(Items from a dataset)

________________________________________

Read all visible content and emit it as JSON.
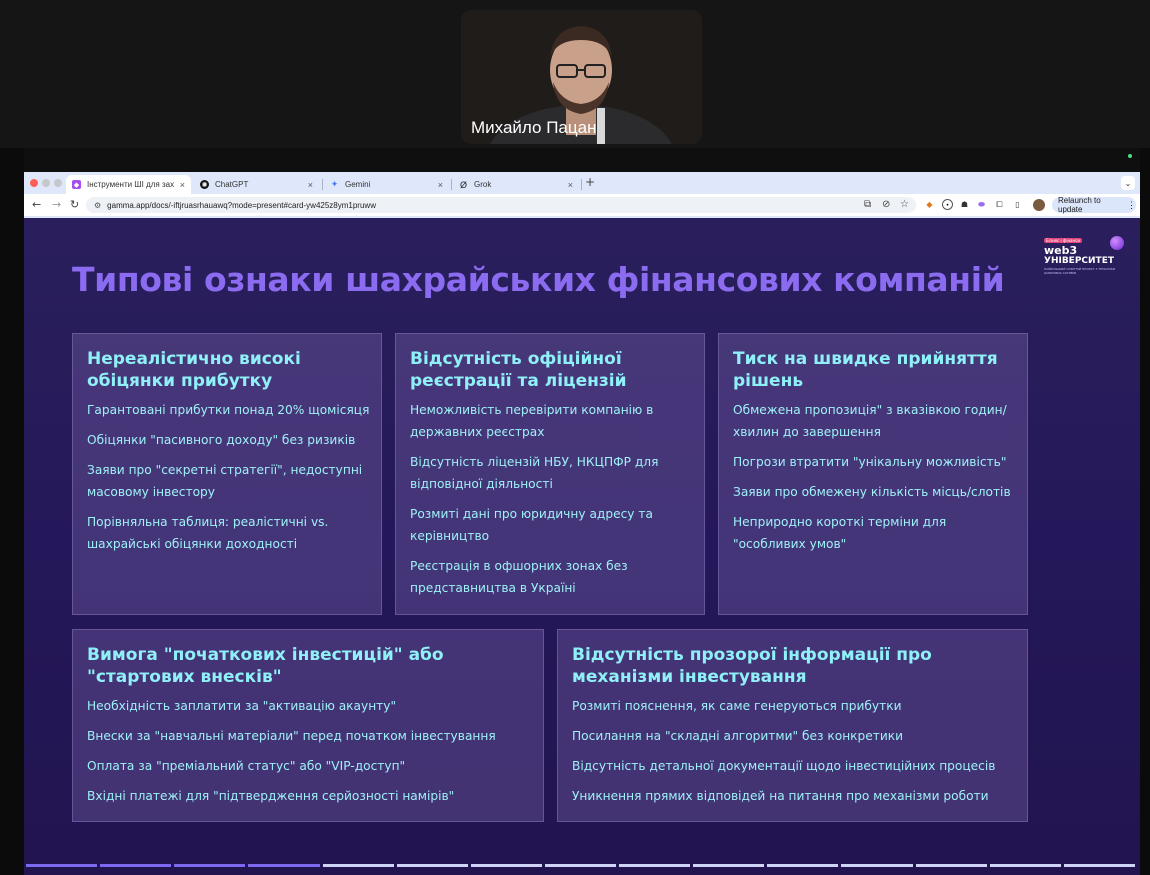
{
  "call": {
    "participant_name": "Михайло Пацан"
  },
  "browser": {
    "tabs": [
      {
        "label": "Інструменти ШІ для захисту",
        "icon": "gamma-icon",
        "active": true
      },
      {
        "label": "ChatGPT",
        "icon": "chatgpt-icon",
        "active": false
      },
      {
        "label": "Gemini",
        "icon": "gemini-icon",
        "active": false
      },
      {
        "label": "Grok",
        "icon": "grok-icon",
        "active": false
      }
    ],
    "url": "gamma.app/docs/-iftjruasrhauawq?mode=present#card-yw425z8ym1pruww",
    "relaunch_label": "Relaunch to update"
  },
  "slide": {
    "title": "Типові ознаки шахрайських фінансових компаній",
    "logo": {
      "badge": "Бізнес і фінанси",
      "learn_text": "learn to earn global",
      "line1": "web3",
      "line2": "УНІВЕРСИТЕТ",
      "subtitle": "НАЙБІЛЬШИЙ ОСВІТНІЙ ПРОЄКТ З ТЕМАТИКИ ЦИФРОВИХ АКТИВІВ"
    },
    "cards": [
      {
        "title": "Нереалістично високі обіцянки прибутку",
        "items": [
          "Гарантовані прибутки понад 20% щомісяця",
          "Обіцянки \"пасивного доходу\" без ризиків",
          "Заяви про \"секретні стратегії\", недоступні масовому інвестору",
          "Порівняльна таблиця: реалістичні vs. шахрайські обіцянки доходності"
        ]
      },
      {
        "title": "Відсутність офіційної реєстрації та ліцензій",
        "items": [
          "Неможливість перевірити компанію в державних реєстрах",
          "Відсутність ліцензій НБУ, НКЦПФР для відповідної діяльності",
          "Розмиті дані про юридичну адресу та керівництво",
          "Реєстрація в офшорних зонах без представництва в Україні"
        ]
      },
      {
        "title": "Тиск на швидке прийняття рішень",
        "items": [
          "Обмежена пропозиція\" з вказівкою годин/хвилин до завершення",
          "Погрози втратити \"унікальну можливість\"",
          "Заяви про обмежену кількість місць/слотів",
          "Неприродно короткі терміни для \"особливих умов\""
        ]
      },
      {
        "title": "Вимога \"початкових інвестицій\" або \"стартових внесків\"",
        "items": [
          "Необхідність заплатити за \"активацію акаунту\"",
          "Внески за \"навчальні матеріали\" перед початком інвестування",
          "Оплата за \"преміальний статус\" або \"VIP-доступ\"",
          "Вхідні платежі для \"підтвердження серйозності намірів\""
        ]
      },
      {
        "title": "Відсутність прозорої інформації про механізми інвестування",
        "items": [
          "Розмиті пояснення, як саме генеруються прибутки",
          "Посилання на \"складні алгоритми\" без конкретики",
          "Відсутність детальної документації щодо інвестиційних процесів",
          "Уникнення прямих відповідей на питання про механізми роботи"
        ]
      }
    ]
  },
  "progress": {
    "total_slides": 15,
    "current_slide": 4
  },
  "colors": {
    "title": "#8b6cf0",
    "card_text": "#9ef1f6",
    "card_heading": "#8ff0f7",
    "slide_bg": "#25185a",
    "progress_done": "#7b6af0",
    "progress_todo": "#cfd3f5"
  }
}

________________________________________

*WHAT IS NEEDED*
Quote the entries in full. Any image among them is to be omitted from the copy.

*CORRECT RESPONSE*
Read all visible content and emit it as JSON.
{
  "call": {
    "participant_name": "Михайло Пацан"
  },
  "browser": {
    "tabs": [
      {
        "label": "Інструменти ШІ для захисту",
        "icon": "gamma-icon",
        "active": true
      },
      {
        "label": "ChatGPT",
        "icon": "chatgpt-icon",
        "active": false
      },
      {
        "label": "Gemini",
        "icon": "gemini-icon",
        "active": false
      },
      {
        "label": "Grok",
        "icon": "grok-icon",
        "active": false
      }
    ],
    "url": "gamma.app/docs/-iftjruasrhauawq?mode=present#card-yw425z8ym1pruww",
    "relaunch_label": "Relaunch to update"
  },
  "slide": {
    "title": "Типові ознаки шахрайських фінансових компаній",
    "logo": {
      "badge": "Бізнес і фінанси",
      "learn_text": "learn to earn global",
      "line1": "web3",
      "line2": "УНІВЕРСИТЕТ",
      "subtitle": "НАЙБІЛЬШИЙ ОСВІТНІЙ ПРОЄКТ З ТЕМАТИКИ ЦИФРОВИХ АКТИВІВ"
    },
    "cards": [
      {
        "title": "Нереалістично високі обіцянки прибутку",
        "items": [
          "Гарантовані прибутки понад 20% щомісяця",
          "Обіцянки \"пасивного доходу\" без ризиків",
          "Заяви про \"секретні стратегії\", недоступні масовому інвестору",
          "Порівняльна таблиця: реалістичні vs. шахрайські обіцянки доходності"
        ]
      },
      {
        "title": "Відсутність офіційної реєстрації та ліцензій",
        "items": [
          "Неможливість перевірити компанію в державних реєстрах",
          "Відсутність ліцензій НБУ, НКЦПФР для відповідної діяльності",
          "Розмиті дані про юридичну адресу та керівництво",
          "Реєстрація в офшорних зонах без представництва в Україні"
        ]
      },
      {
        "title": "Тиск на швидке прийняття рішень",
        "items": [
          "Обмежена пропозиція\" з вказівкою годин/хвилин до завершення",
          "Погрози втратити \"унікальну можливість\"",
          "Заяви про обмежену кількість місць/слотів",
          "Неприродно короткі терміни для \"особливих умов\""
        ]
      },
      {
        "title": "Вимога \"початкових інвестицій\" або \"стартових внесків\"",
        "items": [
          "Необхідність заплатити за \"активацію акаунту\"",
          "Внески за \"навчальні матеріали\" перед початком інвестування",
          "Оплата за \"преміальний статус\" або \"VIP-доступ\"",
          "Вхідні платежі для \"підтвердження серйозності намірів\""
        ]
      },
      {
        "title": "Відсутність прозорої інформації про механізми інвестування",
        "items": [
          "Розмиті пояснення, як саме генеруються прибутки",
          "Посилання на \"складні алгоритми\" без конкретики",
          "Відсутність детальної документації щодо інвестиційних процесів",
          "Уникнення прямих відповідей на питання про механізми роботи"
        ]
      }
    ]
  },
  "progress": {
    "total_slides": 15,
    "current_slide": 4
  },
  "colors": {
    "title": "#8b6cf0",
    "card_text": "#9ef1f6",
    "card_heading": "#8ff0f7",
    "slide_bg": "#25185a",
    "progress_done": "#7b6af0",
    "progress_todo": "#cfd3f5"
  }
}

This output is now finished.